Exercício — Reproduza fielmente o trecho do texto sobre a taxação de grandes fortunas que começa em "Quem são, o" e segue até "PIB de Portugal.".

Trecho do texto —
>>

Do Brasil para o mundo
Taxar fortunas está previsto na Constituição de 1988, mas a prática nunca foi regulamentada. Propostas foram apresentadas ao longo dos anos, mas enfrentaram resistência (política e econômica) e não avançaram. Em 2020, com a pandemia de Covid-19 agravando a crise socioeconômica, se intensificou a campanha pela taxação dos super-ricos como forma de arrecadação para políticas sociais e redução de desigualdades.
Em 2024, durante a presidência brasileira no G20, o ministro da Fazenda, Fernando Haddad, propôs um imposto mínimo global de 2% sobre grandes fortunas, iniciativa que ganhou apoio internacional e foi incorporada na declaração do fórum de cooperação que reúne as 20 maiores economias do mundo. Uma tributação global mínima evitaria a evasão fiscal e “buracos” nas arrecadações domésticas.
“Não temos uma cooperação internacional para a tributação de pessoas, o debate sempre foi mais no campo da taxação de empresas e corporações. Isso gera buracos, com pessoas evadindo os sistemas tributários”, explica a subsecretária da Fazenda.
Algumas experiências comprovam isso. A Suécia tinha um imposto sobre fortunas, mas o aboliu em 2007. A justificativa foi que o imposto era ineficiente e gerava perdas de arrecadação. Já a França aboliu o Imposto sobre a Fortuna (ISF) em 2018, substituindo-o por um imposto sobre bens imóveis (IFI).
Já a Noruega aumentou o imposto sobre a riqueza em 2023, o que levou à saída de bilionários do país, com perda de US$ 54 bilhões em patrimônio e US$ 594 milhões anuais em arrecadação. Para conter a fuga de capitais, o país tem endurecido o “imposto de saída” (exit tax).
A proposta de imposto mínimo do G20 é do economista francês Gabriel Zucman, que roda o mundo defendendo um padrão global de taxação para fechar as brechas usadas pelos ultra ricos para driblar os impostos.
Há diferença conceitual entre taxação de super-ricos e de grandes fortunas, termos que aparecem com frequência no debate sobre justiça tributária. No entendimento do Ministério da Fazenda, a “taxação de super-ricos” está ligada à reforma do imposto de renda e à tributação de rendimentos elevados. Já a “taxação de grandes fortunas” refere-se especificamente à regulamentação do Imposto sobre Grandes Fortunas (IGF), que incidiria sobre o patrimônio acumulado.
Na visão da Fazenda, porém, os conceitos estão conectados, uma vez que rendas elevadas hoje vão se tornar patrimônios altos no futuro.
Quem são, o que comem
Não há informações oficiais e públicas de quantos bilionários o Brasil tem hoje.
“O patrimônio dos super-ricos sempre é estimado pela imprensa. Temos menos informações do que o necessário”, diz Santiago, da Oxfam. “Precisamos saber o montante arrecadado, a origem e quanto disso vai realmente para o financiamento de políticas públicas, como via de acesso aos nossos direitos”, aponta.
A revista americana Forbes tem um ranking sobre os bilionários no mundo. Na edição de 2025 listou 55 bilionários brasileiros (em dólar), que somaram um patrimônio de US$ 215 bilhões, aproximadamente R$ 1,2 trilhão – equivalente a 72% do PIB de Portugal.
Débora Freire, da Fazenda, afirma que a transparência tem avançado globalmente, mas o sigilo fiscal do Brasil não permitiria dados públicos detalhados sobre o patrimônio de pessoas físicas.
“Transparência é essencial, mas complexa. Antes de 2014 não tínhamos dados abertos sobre imposto de renda por extrato social. Mesmo não sendo por CPF, e sim por faixa de renda, já nos garantiu clareza da regressividade do nosso sistema tributário. Foi que o permitiu construir uma proposta viável e pragmática que pode se tornar histórica para o país”, diz.

<<

Extrato de dados —

>>

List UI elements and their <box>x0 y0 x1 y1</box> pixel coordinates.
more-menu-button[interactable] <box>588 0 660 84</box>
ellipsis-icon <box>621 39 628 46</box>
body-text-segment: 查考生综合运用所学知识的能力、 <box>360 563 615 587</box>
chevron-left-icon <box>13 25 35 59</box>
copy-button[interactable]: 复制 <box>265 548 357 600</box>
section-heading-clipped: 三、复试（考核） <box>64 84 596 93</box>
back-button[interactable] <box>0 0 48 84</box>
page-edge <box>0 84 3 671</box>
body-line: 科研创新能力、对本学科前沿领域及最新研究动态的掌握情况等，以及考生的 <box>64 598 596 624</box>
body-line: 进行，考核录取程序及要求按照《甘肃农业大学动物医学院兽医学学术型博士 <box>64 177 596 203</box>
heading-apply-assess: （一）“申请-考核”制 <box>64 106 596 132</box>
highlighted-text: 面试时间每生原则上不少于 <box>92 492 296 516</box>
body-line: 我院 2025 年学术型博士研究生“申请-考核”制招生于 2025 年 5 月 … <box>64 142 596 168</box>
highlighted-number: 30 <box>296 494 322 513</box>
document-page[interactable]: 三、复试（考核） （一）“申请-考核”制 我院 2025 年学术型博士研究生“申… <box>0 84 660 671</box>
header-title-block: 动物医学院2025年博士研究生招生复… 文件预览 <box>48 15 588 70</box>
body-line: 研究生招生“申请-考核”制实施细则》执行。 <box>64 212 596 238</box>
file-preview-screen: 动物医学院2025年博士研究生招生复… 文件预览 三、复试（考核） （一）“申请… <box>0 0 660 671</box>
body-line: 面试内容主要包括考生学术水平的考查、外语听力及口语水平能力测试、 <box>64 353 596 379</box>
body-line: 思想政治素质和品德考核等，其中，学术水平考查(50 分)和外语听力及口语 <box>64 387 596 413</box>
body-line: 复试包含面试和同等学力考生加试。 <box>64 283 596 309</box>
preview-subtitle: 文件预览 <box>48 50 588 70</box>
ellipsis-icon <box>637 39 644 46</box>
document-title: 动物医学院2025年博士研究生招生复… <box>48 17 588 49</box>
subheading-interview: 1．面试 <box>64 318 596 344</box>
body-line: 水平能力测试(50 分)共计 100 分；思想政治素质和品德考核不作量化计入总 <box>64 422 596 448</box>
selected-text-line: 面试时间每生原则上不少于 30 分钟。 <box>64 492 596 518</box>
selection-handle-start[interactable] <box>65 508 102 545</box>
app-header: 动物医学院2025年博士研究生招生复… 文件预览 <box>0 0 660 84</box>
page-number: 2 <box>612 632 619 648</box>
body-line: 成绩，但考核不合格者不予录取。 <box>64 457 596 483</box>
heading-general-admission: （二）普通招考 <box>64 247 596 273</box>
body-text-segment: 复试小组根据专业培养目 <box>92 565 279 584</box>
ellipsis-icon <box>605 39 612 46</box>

<<

Resposta —
Quem são, o que comem
Não há informações oficiais e públicas de quantos bilionários o Brasil tem hoje.
“O patrimônio dos super-ricos sempre é estimado pela imprensa. Temos menos informações do que o necessário”, diz Santiago, da Oxfam. “Precisamos saber o montante arrecadado, a origem e quanto disso vai realmente para o financiamento de políticas públicas, como via de acesso aos nossos direitos”, aponta.
A revista americana Forbes tem um ranking sobre os bilionários no mundo. Na edição de 2025 listou 55 bilionários brasileiros (em dólar), que somaram um patrimônio de US$ 215 bilhões, aproximadamente R$ 1,2 trilhão – equivalente a 72% do PIB de Portugal.